**AIM**. Repeat all of the data precisely.
● ● ● ●
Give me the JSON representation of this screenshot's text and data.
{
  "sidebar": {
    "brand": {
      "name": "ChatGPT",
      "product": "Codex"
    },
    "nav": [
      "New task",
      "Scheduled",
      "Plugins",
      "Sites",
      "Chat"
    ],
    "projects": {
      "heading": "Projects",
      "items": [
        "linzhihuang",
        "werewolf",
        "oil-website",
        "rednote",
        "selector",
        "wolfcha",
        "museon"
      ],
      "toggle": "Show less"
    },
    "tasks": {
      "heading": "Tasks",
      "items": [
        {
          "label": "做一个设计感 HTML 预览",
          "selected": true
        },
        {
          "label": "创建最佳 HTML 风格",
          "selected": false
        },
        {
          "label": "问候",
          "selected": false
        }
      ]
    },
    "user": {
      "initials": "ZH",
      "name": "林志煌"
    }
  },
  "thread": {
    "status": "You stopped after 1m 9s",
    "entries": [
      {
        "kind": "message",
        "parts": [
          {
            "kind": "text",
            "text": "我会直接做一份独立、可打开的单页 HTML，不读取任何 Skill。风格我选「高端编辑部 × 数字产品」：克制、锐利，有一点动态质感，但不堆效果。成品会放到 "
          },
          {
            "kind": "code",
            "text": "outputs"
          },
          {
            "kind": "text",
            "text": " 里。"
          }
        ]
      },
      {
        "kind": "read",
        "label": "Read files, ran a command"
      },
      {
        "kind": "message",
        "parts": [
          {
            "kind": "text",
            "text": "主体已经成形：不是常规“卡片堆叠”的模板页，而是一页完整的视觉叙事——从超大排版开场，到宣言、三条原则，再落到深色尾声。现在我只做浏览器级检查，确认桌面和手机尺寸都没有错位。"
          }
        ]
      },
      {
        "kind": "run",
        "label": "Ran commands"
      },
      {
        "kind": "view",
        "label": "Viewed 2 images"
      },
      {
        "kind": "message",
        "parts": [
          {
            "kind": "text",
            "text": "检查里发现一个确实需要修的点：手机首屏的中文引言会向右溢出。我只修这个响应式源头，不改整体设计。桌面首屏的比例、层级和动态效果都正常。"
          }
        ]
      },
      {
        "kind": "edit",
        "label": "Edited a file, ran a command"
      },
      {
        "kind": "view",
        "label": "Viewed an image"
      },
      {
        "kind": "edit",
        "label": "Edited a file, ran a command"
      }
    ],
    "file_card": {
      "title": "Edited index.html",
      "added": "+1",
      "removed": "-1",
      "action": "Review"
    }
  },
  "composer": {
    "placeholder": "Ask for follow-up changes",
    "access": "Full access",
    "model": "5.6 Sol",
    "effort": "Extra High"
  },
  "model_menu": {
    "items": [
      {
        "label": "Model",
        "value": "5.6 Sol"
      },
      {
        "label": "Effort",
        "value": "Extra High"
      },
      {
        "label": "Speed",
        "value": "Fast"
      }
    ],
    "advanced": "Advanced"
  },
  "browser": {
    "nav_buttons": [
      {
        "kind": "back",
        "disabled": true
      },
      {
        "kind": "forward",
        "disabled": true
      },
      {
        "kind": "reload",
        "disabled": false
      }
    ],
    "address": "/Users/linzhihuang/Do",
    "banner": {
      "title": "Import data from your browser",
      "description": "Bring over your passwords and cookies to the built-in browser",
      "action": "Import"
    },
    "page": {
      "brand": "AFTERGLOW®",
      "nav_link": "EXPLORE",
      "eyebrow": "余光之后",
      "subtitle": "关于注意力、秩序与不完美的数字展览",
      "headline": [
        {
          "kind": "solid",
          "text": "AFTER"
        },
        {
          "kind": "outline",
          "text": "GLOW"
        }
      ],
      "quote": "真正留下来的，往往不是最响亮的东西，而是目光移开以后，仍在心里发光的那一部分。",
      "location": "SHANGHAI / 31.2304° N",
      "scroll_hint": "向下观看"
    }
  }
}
● ● ● ●
**FULL OUTPUT**.
Give me the JSON representation of this screenshot's text and data.
{
  "sidebar": {
    "brand": {
      "name": "ChatGPT",
      "product": "Codex"
    },
    "nav": [
      "New task",
      "Scheduled",
      "Plugins",
      "Sites",
      "Chat"
    ],
    "projects": {
      "heading": "Projects",
      "items": [
        "linzhihuang",
        "werewolf",
        "oil-website",
        "rednote",
        "selector",
        "wolfcha",
        "museon"
      ],
      "toggle": "Show less"
    },
    "tasks": {
      "heading": "Tasks",
      "items": [
        {
          "label": "做一个设计感 HTML 预览",
          "selected": true
        },
        {
          "label": "创建最佳 HTML 风格",
          "selected": false
        },
        {
          "label": "问候",
          "selected": false
        }
      ]
    },
    "user": {
      "initials": "ZH",
      "name": "林志煌"
    }
  },
  "thread": {
    "status": "You stopped after 1m 9s",
    "entries": [
      {
        "kind": "message",
        "parts": [
          {
            "kind": "text",
            "text": "我会直接做一份独立、可打开的单页 HTML，不读取任何 Skill。风格我选「高端编辑部 × 数字产品」：克制、锐利，有一点动态质感，但不堆效果。成品会放到 "
          },
          {
            "kind": "code",
            "text": "outputs"
          },
          {
            "kind": "text",
            "text": " 里。"
          }
        ]
      },
      {
        "kind": "read",
        "label": "Read files, ran a command"
      },
      {
        "kind": "message",
        "parts": [
          {
            "kind": "text",
            "text": "主体已经成形：不是常规“卡片堆叠”的模板页，而是一页完整的视觉叙事——从超大排版开场，到宣言、三条原则，再落到深色尾声。现在我只做浏览器级检查，确认桌面和手机尺寸都没有错位。"
          }
        ]
      },
      {
        "kind": "run",
        "label": "Ran commands"
      },
      {
        "kind": "view",
        "label": "Viewed 2 images"
      },
      {
        "kind": "message",
        "parts": [
          {
            "kind": "text",
            "text": "检查里发现一个确实需要修的点：手机首屏的中文引言会向右溢出。我只修这个响应式源头，不改整体设计。桌面首屏的比例、层级和动态效果都正常。"
          }
        ]
      },
      {
        "kind": "edit",
        "label": "Edited a file, ran a command"
      },
      {
        "kind": "view",
        "label": "Viewed an image"
      },
      {
        "kind": "edit",
        "label": "Edited a file, ran a command"
      }
    ],
    "file_card": {
      "title": "Edited index.html",
      "added": "+1",
      "removed": "-1",
      "action": "Review"
    }
  },
  "composer": {
    "placeholder": "Ask for follow-up changes",
    "access": "Full access",
    "model": "5.6 Sol",
    "effort": "Extra High"
  },
  "model_menu": {
    "items": [
      {
        "label": "Model",
        "value": "5.6 Sol"
      },
      {
        "label": "Effort",
        "value": "Extra High"
      },
      {
        "label": "Speed",
        "value": "Fast"
      }
    ],
    "advanced": "Advanced"
  },
  "browser": {
    "nav_buttons": [
      {
        "kind": "back",
        "disabled": true
      },
      {
        "kind": "forward",
        "disabled": true
      },
      {
        "kind": "reload",
        "disabled": false
      }
    ],
    "address": "/Users/linzhihuang/Do",
    "banner": {
      "title": "Import data from your browser",
      "description": "Bring over your passwords and cookies to the built-in browser",
      "action": "Import"
    },
    "page": {
      "brand": "AFTERGLOW®",
      "nav_link": "EXPLORE",
      "eyebrow": "余光之后",
      "subtitle": "关于注意力、秩序与不完美的数字展览",
      "headline": [
        {
          "kind": "solid",
          "text": "AFTER"
        },
        {
          "kind": "outline",
          "text": "GLOW"
        }
      ],
      "quote": "真正留下来的，往往不是最响亮的东西，而是目光移开以后，仍在心里发光的那一部分。",
      "location": "SHANGHAI / 31.2304° N",
      "scroll_hint": "向下观看"
    }
  }
}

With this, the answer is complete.